#### STATED PROBLEM:
Copy the data precisely, keeping every character.

★ ★ ★ ★

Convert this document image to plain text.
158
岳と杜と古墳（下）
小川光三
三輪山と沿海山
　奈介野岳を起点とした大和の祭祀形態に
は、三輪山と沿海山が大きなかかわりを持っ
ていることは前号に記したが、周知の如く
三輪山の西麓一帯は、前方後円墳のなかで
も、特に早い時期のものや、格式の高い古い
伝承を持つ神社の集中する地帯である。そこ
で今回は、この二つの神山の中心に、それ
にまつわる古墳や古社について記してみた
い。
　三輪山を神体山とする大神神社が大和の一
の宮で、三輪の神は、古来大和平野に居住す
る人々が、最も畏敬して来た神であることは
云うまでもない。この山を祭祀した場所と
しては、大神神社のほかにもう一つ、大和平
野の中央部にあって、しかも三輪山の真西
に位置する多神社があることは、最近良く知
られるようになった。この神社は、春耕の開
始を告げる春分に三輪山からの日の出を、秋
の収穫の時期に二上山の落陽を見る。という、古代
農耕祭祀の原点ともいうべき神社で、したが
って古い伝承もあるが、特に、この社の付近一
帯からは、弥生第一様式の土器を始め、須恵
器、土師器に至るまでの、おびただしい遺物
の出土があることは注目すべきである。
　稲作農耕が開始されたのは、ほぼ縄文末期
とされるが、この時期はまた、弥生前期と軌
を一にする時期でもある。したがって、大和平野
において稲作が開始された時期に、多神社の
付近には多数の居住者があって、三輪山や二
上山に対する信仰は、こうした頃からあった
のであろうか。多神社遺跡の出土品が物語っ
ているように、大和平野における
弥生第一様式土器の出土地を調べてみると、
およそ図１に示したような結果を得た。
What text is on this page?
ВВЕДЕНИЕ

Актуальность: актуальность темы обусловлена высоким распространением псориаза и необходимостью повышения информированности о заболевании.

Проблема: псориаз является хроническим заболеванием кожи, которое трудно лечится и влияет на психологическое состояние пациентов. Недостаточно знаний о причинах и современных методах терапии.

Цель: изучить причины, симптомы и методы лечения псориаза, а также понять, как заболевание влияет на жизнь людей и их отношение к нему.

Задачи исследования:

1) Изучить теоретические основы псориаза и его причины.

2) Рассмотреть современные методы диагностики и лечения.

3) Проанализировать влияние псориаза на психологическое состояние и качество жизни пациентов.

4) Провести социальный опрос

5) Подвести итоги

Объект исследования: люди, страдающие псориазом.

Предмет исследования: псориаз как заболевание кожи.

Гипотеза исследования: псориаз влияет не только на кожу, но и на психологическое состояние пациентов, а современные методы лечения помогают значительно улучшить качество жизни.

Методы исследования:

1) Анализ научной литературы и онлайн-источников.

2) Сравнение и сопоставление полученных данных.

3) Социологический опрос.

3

★ ★ ★ ★

#### RESULT:
Convert this document image to plain text.
158
岳と杜と古墳（下）
小川光三
三輪山と沿海山
　奈介野岳を起点とした大和の祭祀形態に
は、三輪山と沿海山が大きなかかわりを持っ
ていることは前号に記したが、周知の如く
三輪山の西麓一帯は、前方後円墳のなかで
も、特に早い時期のものや、格式の高い古い
伝承を持つ神社の集中する地帯である。そこ
で今回は、この二つの神山の中心に、それ
にまつわる古墳や古社について記してみた
い。
　三輪山を神体山とする大神神社が大和の一
の宮で、三輪の神は、古来大和平野に居住す
る人々が、最も畏敬して来た神であることは
云うまでもない。この山を祭祀した場所と
しては、大神神社のほかにもう一つ、大和平
野の中央部にあって、しかも三輪山の真西
に位置する多神社があることは、最近良く知
られるようになった。この神社は、春耕の開
始を告げる春分に三輪山からの日の出を、秋
の収穫の時期に二上山の落陽を見る。という、古代
農耕祭祀の原点ともいうべき神社で、したが
って古い伝承もあるが、特に、この社の付近一
帯からは、弥生第一様式の土器を始め、須恵
器、土師器に至るまでの、おびただしい遺物
の出土があることは注目すべきである。
　稲作農耕が開始されたのは、ほぼ縄文末期
とされるが、この時期はまた、弥生前期と軌
を一にする時期でもある。したがって、大和平野
において稲作が開始された時期に、多神社の
付近には多数の居住者があって、三輪山や二
上山に対する信仰は、こうした頃からあった
のであろうか。多神社遺跡の出土品が物語っ
ているように、大和平野における
弥生第一様式土器の出土地を調べてみると、
およそ図１に示したような結果を得た。
What text is on this page?
ВВЕДЕНИЕ

Актуальность: актуальность темы обусловлена высоким распространением псориаза и необходимостью повышения информированности о заболевании.

Проблема: псориаз является хроническим заболеванием кожи, которое трудно лечится и влияет на психологическое состояние пациентов. Недостаточно знаний о причинах и современных методах терапии.

Цель: изучить причины, симптомы и методы лечения псориаза, а также понять, как заболевание влияет на жизнь людей и их отношение к нему.

Задачи исследования:

1) Изучить теоретические основы псориаза и его причины.

2) Рассмотреть современные методы диагностики и лечения.

3) Проанализировать влияние псориаза на психологическое состояние и качество жизни пациентов.

4) Провести социальный опрос

5) Подвести итоги

Объект исследования: люди, страдающие псориазом.

Предмет исследования: псориаз как заболевание кожи.

Гипотеза исследования: псориаз влияет не только на кожу, но и на психологическое состояние пациентов, а современные методы лечения помогают значительно улучшить качество жизни.

Методы исследования:

1) Анализ научной литературы и онлайн-источников.

2) Сравнение и сопоставление полученных данных.

3) Социологический опрос.

3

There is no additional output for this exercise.